STATED EXERCISE
Copy the data below exactly.

===============

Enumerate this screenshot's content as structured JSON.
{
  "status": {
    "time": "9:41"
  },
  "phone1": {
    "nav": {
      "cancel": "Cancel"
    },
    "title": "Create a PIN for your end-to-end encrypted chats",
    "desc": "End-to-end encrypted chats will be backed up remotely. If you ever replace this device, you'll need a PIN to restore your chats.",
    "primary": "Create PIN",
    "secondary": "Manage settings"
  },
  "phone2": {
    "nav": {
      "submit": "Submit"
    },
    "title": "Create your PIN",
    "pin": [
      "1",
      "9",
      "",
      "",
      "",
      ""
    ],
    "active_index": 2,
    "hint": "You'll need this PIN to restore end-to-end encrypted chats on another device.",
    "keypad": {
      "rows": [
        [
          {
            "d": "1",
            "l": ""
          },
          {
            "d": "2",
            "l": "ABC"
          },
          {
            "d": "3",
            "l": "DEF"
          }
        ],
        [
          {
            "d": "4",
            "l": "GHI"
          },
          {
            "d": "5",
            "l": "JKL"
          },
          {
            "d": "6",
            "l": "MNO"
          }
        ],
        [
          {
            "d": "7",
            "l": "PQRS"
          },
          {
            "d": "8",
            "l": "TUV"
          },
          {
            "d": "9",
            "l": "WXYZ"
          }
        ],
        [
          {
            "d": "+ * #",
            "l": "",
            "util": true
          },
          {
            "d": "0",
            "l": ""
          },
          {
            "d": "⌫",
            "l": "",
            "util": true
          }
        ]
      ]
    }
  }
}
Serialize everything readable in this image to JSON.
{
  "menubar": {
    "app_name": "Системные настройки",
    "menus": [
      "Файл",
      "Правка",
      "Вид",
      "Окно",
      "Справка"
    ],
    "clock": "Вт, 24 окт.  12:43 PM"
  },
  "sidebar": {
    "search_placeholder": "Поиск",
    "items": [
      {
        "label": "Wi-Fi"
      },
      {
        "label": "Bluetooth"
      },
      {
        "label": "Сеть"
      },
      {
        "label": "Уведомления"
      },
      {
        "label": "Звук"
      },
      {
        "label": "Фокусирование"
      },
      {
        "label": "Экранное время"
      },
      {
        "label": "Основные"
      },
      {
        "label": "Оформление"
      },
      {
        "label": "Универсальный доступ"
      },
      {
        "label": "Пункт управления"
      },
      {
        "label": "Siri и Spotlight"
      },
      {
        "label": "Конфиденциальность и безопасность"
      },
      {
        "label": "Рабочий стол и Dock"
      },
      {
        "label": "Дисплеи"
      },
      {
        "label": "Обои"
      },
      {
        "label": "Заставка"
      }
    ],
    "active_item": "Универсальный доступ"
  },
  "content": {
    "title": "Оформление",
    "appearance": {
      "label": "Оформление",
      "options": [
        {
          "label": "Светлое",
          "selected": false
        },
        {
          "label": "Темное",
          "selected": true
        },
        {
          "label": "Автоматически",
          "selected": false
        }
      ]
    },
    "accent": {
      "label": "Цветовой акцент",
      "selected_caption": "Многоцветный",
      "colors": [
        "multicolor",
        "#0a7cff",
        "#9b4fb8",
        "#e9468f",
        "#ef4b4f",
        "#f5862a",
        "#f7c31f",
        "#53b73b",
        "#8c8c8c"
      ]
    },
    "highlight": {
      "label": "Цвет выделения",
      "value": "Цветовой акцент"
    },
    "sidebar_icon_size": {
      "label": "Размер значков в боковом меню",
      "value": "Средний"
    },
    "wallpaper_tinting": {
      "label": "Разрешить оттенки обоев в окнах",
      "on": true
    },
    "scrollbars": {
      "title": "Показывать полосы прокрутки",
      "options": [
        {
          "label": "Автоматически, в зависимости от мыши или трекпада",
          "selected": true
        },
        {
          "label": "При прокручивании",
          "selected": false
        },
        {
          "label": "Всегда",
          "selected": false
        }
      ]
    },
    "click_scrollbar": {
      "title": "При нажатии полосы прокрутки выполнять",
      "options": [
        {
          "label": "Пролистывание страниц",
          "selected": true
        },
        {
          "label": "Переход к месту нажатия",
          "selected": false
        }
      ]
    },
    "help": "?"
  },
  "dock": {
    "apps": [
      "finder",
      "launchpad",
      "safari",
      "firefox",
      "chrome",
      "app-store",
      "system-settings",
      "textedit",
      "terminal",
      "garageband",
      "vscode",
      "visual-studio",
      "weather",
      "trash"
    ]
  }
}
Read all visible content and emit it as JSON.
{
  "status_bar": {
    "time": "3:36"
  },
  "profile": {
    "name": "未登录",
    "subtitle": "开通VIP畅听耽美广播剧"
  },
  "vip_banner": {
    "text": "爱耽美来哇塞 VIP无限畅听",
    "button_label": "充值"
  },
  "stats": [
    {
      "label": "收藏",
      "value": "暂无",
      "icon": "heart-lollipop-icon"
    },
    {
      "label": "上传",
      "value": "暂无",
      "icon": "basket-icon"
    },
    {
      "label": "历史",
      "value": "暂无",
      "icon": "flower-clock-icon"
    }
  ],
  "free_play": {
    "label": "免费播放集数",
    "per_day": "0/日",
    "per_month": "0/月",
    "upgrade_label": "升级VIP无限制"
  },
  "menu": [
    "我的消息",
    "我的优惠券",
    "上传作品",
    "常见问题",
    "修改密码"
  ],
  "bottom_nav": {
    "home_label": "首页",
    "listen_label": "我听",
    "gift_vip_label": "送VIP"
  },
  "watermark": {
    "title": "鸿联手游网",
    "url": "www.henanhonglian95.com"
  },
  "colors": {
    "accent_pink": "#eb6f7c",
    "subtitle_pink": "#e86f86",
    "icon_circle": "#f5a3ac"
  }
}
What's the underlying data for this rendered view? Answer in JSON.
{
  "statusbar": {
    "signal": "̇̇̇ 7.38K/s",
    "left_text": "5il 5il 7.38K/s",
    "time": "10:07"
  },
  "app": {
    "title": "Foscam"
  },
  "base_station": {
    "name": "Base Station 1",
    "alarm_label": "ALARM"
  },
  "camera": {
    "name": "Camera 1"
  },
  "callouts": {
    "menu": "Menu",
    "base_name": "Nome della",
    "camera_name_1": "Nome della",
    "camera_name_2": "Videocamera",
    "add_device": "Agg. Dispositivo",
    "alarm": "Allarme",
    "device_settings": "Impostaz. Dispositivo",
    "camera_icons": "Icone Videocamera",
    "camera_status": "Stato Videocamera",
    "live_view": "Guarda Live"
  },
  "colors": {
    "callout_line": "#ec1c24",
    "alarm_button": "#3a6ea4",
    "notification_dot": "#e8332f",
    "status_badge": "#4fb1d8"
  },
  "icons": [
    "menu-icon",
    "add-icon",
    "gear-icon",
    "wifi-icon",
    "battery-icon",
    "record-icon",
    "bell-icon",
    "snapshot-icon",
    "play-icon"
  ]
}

===============

CORRECT OUTPUT
Enumerate this screenshot's content as structured JSON.
{
  "status": {
    "time": "9:41"
  },
  "phone1": {
    "nav": {
      "cancel": "Cancel"
    },
    "title": "Create a PIN for your end-to-end encrypted chats",
    "desc": "End-to-end encrypted chats will be backed up remotely. If you ever replace this device, you'll need a PIN to restore your chats.",
    "primary": "Create PIN",
    "secondary": "Manage settings"
  },
  "phone2": {
    "nav": {
      "submit": "Submit"
    },
    "title": "Create your PIN",
    "pin": [
      "1",
      "9",
      "",
      "",
      "",
      ""
    ],
    "active_index": 2,
    "hint": "You'll need this PIN to restore end-to-end encrypted chats on another device.",
    "keypad": {
      "rows": [
        [
          {
            "d": "1",
            "l": ""
          },
          {
            "d": "2",
            "l": "ABC"
          },
          {
            "d": "3",
            "l": "DEF"
          }
        ],
        [
          {
            "d": "4",
            "l": "GHI"
          },
          {
            "d": "5",
            "l": "JKL"
          },
          {
            "d": "6",
            "l": "MNO"
          }
        ],
        [
          {
            "d": "7",
            "l": "PQRS"
          },
          {
            "d": "8",
            "l": "TUV"
          },
          {
            "d": "9",
            "l": "WXYZ"
          }
        ],
        [
          {
            "d": "+ * #",
            "l": "",
            "util": true
          },
          {
            "d": "0",
            "l": ""
          },
          {
            "d": "⌫",
            "l": "",
            "util": true
          }
        ]
      ]
    }
  }
}
Serialize everything readable in this image to JSON.
{
  "menubar": {
    "app_name": "Системные настройки",
    "menus": [
      "Файл",
      "Правка",
      "Вид",
      "Окно",
      "Справка"
    ],
    "clock": "Вт, 24 окт.  12:43 PM"
  },
  "sidebar": {
    "search_placeholder": "Поиск",
    "items": [
      {
        "label": "Wi-Fi"
      },
      {
        "label": "Bluetooth"
      },
      {
        "label": "Сеть"
      },
      {
        "label": "Уведомления"
      },
      {
        "label": "Звук"
      },
      {
        "label": "Фокусирование"
      },
      {
        "label": "Экранное время"
      },
      {
        "label": "Основные"
      },
      {
        "label": "Оформление"
      },
      {
        "label": "Универсальный доступ"
      },
      {
        "label": "Пункт управления"
      },
      {
        "label": "Siri и Spotlight"
      },
      {
        "label": "Конфиденциальность и безопасность"
      },
      {
        "label": "Рабочий стол и Dock"
      },
      {
        "label": "Дисплеи"
      },
      {
        "label": "Обои"
      },
      {
        "label": "Заставка"
      }
    ],
    "active_item": "Универсальный доступ"
  },
  "content": {
    "title": "Оформление",
    "appearance": {
      "label": "Оформление",
      "options": [
        {
          "label": "Светлое",
          "selected": false
        },
        {
          "label": "Темное",
          "selected": true
        },
        {
          "label": "Автоматически",
          "selected": false
        }
      ]
    },
    "accent": {
      "label": "Цветовой акцент",
      "selected_caption": "Многоцветный",
      "colors": [
        "multicolor",
        "#0a7cff",
        "#9b4fb8",
        "#e9468f",
        "#ef4b4f",
        "#f5862a",
        "#f7c31f",
        "#53b73b",
        "#8c8c8c"
      ]
    },
    "highlight": {
      "label": "Цвет выделения",
      "value": "Цветовой акцент"
    },
    "sidebar_icon_size": {
      "label": "Размер значков в боковом меню",
      "value": "Средний"
    },
    "wallpaper_tinting": {
      "label": "Разрешить оттенки обоев в окнах",
      "on": true
    },
    "scrollbars": {
      "title": "Показывать полосы прокрутки",
      "options": [
        {
          "label": "Автоматически, в зависимости от мыши или трекпада",
          "selected": true
        },
        {
          "label": "При прокручивании",
          "selected": false
        },
        {
          "label": "Всегда",
          "selected": false
        }
      ]
    },
    "click_scrollbar": {
      "title": "При нажатии полосы прокрутки выполнять",
      "options": [
        {
          "label": "Пролистывание страниц",
          "selected": true
        },
        {
          "label": "Переход к месту нажатия",
          "selected": false
        }
      ]
    },
    "help": "?"
  },
  "dock": {
    "apps": [
      "finder",
      "launchpad",
      "safari",
      "firefox",
      "chrome",
      "app-store",
      "system-settings",
      "textedit",
      "terminal",
      "garageband",
      "vscode",
      "visual-studio",
      "weather",
      "trash"
    ]
  }
}
Read all visible content and emit it as JSON.
{
  "status_bar": {
    "time": "3:36"
  },
  "profile": {
    "name": "未登录",
    "subtitle": "开通VIP畅听耽美广播剧"
  },
  "vip_banner": {
    "text": "爱耽美来哇塞 VIP无限畅听",
    "button_label": "充值"
  },
  "stats": [
    {
      "label": "收藏",
      "value": "暂无",
      "icon": "heart-lollipop-icon"
    },
    {
      "label": "上传",
      "value": "暂无",
      "icon": "basket-icon"
    },
    {
      "label": "历史",
      "value": "暂无",
      "icon": "flower-clock-icon"
    }
  ],
  "free_play": {
    "label": "免费播放集数",
    "per_day": "0/日",
    "per_month": "0/月",
    "upgrade_label": "升级VIP无限制"
  },
  "menu": [
    "我的消息",
    "我的优惠券",
    "上传作品",
    "常见问题",
    "修改密码"
  ],
  "bottom_nav": {
    "home_label": "首页",
    "listen_label": "我听",
    "gift_vip_label": "送VIP"
  },
  "watermark": {
    "title": "鸿联手游网",
    "url": "www.henanhonglian95.com"
  },
  "colors": {
    "accent_pink": "#eb6f7c",
    "subtitle_pink": "#e86f86",
    "icon_circle": "#f5a3ac"
  }
}
What's the underlying data for this rendered view? Answer in JSON.
{
  "statusbar": {
    "signal": "̇̇̇ 7.38K/s",
    "left_text": "5il 5il 7.38K/s",
    "time": "10:07"
  },
  "app": {
    "title": "Foscam"
  },
  "base_station": {
    "name": "Base Station 1",
    "alarm_label": "ALARM"
  },
  "camera": {
    "name": "Camera 1"
  },
  "callouts": {
    "menu": "Menu",
    "base_name": "Nome della",
    "camera_name_1": "Nome della",
    "camera_name_2": "Videocamera",
    "add_device": "Agg. Dispositivo",
    "alarm": "Allarme",
    "device_settings": "Impostaz. Dispositivo",
    "camera_icons": "Icone Videocamera",
    "camera_status": "Stato Videocamera",
    "live_view": "Guarda Live"
  },
  "colors": {
    "callout_line": "#ec1c24",
    "alarm_button": "#3a6ea4",
    "notification_dot": "#e8332f",
    "status_badge": "#4fb1d8"
  },
  "icons": [
    "menu-icon",
    "add-icon",
    "gear-icon",
    "wifi-icon",
    "battery-icon",
    "record-icon",
    "bell-icon",
    "snapshot-icon",
    "play-icon"
  ]
}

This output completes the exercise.